━━━ PROVIDED MATERIAL

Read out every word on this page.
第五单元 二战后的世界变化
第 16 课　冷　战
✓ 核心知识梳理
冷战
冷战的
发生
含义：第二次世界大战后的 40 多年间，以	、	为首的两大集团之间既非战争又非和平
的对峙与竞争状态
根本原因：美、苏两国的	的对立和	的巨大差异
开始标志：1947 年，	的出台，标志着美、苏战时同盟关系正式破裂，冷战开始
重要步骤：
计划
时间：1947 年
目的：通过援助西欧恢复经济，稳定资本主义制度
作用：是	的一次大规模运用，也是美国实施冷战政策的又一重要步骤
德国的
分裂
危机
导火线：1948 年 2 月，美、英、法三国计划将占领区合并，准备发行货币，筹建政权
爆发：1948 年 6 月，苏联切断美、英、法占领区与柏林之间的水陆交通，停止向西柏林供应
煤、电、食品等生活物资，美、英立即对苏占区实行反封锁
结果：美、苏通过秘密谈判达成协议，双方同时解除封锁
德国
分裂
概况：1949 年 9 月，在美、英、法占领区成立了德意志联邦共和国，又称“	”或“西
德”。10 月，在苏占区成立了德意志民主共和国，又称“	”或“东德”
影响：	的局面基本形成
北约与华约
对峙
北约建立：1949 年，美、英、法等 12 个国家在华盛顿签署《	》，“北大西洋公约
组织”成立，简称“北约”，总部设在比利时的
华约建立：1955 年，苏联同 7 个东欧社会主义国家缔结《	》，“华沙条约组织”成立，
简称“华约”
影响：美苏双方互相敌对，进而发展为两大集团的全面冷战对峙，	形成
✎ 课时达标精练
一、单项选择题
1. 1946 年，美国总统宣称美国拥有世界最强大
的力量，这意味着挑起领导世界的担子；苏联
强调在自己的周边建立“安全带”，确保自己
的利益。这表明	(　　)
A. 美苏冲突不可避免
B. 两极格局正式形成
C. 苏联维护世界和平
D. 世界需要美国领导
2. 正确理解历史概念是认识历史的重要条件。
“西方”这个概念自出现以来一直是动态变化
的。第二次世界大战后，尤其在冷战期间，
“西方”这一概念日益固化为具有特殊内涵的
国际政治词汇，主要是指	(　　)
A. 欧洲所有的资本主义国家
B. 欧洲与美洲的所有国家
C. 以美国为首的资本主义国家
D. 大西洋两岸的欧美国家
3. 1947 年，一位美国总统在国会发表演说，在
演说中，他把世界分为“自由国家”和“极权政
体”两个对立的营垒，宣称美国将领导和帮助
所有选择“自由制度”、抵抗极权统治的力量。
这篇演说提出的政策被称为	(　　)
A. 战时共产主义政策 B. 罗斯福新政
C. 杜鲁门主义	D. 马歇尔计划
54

━━━━━━

**GIVEN TASK:** Print all of the entries exactly as they appear.

**ANSWER TO THIS EXERCISE:**
Read out every word on this page.
第五单元 二战后的世界变化
第 16 课　冷　战
✓ 核心知识梳理
冷战
冷战的
发生
含义：第二次世界大战后的 40 多年间，以	、	为首的两大集团之间既非战争又非和平
的对峙与竞争状态
根本原因：美、苏两国的	的对立和	的巨大差异
开始标志：1947 年，	的出台，标志着美、苏战时同盟关系正式破裂，冷战开始
重要步骤：
计划
时间：1947 年
目的：通过援助西欧恢复经济，稳定资本主义制度
作用：是	的一次大规模运用，也是美国实施冷战政策的又一重要步骤
德国的
分裂
危机
导火线：1948 年 2 月，美、英、法三国计划将占领区合并，准备发行货币，筹建政权
爆发：1948 年 6 月，苏联切断美、英、法占领区与柏林之间的水陆交通，停止向西柏林供应
煤、电、食品等生活物资，美、英立即对苏占区实行反封锁
结果：美、苏通过秘密谈判达成协议，双方同时解除封锁
德国
分裂
概况：1949 年 9 月，在美、英、法占领区成立了德意志联邦共和国，又称“	”或“西
德”。10 月，在苏占区成立了德意志民主共和国，又称“	”或“东德”
影响：	的局面基本形成
北约与华约
对峙
北约建立：1949 年，美、英、法等 12 个国家在华盛顿签署《	》，“北大西洋公约
组织”成立，简称“北约”，总部设在比利时的
华约建立：1955 年，苏联同 7 个东欧社会主义国家缔结《	》，“华沙条约组织”成立，
简称“华约”
影响：美苏双方互相敌对，进而发展为两大集团的全面冷战对峙，	形成
✎ 课时达标精练
一、单项选择题
1. 1946 年，美国总统宣称美国拥有世界最强大
的力量，这意味着挑起领导世界的担子；苏联
强调在自己的周边建立“安全带”，确保自己
的利益。这表明	(　　)
A. 美苏冲突不可避免
B. 两极格局正式形成
C. 苏联维护世界和平
D. 世界需要美国领导
2. 正确理解历史概念是认识历史的重要条件。
“西方”这个概念自出现以来一直是动态变化
的。第二次世界大战后，尤其在冷战期间，
“西方”这一概念日益固化为具有特殊内涵的
国际政治词汇，主要是指	(　　)
A. 欧洲所有的资本主义国家
B. 欧洲与美洲的所有国家
C. 以美国为首的资本主义国家
D. 大西洋两岸的欧美国家
3. 1947 年，一位美国总统在国会发表演说，在
演说中，他把世界分为“自由国家”和“极权政
体”两个对立的营垒，宣称美国将领导和帮助
所有选择“自由制度”、抵抗极权统治的力量。
这篇演说提出的政策被称为	(　　)
A. 战时共产主义政策 B. 罗斯福新政
C. 杜鲁门主义	D. 马歇尔计划
54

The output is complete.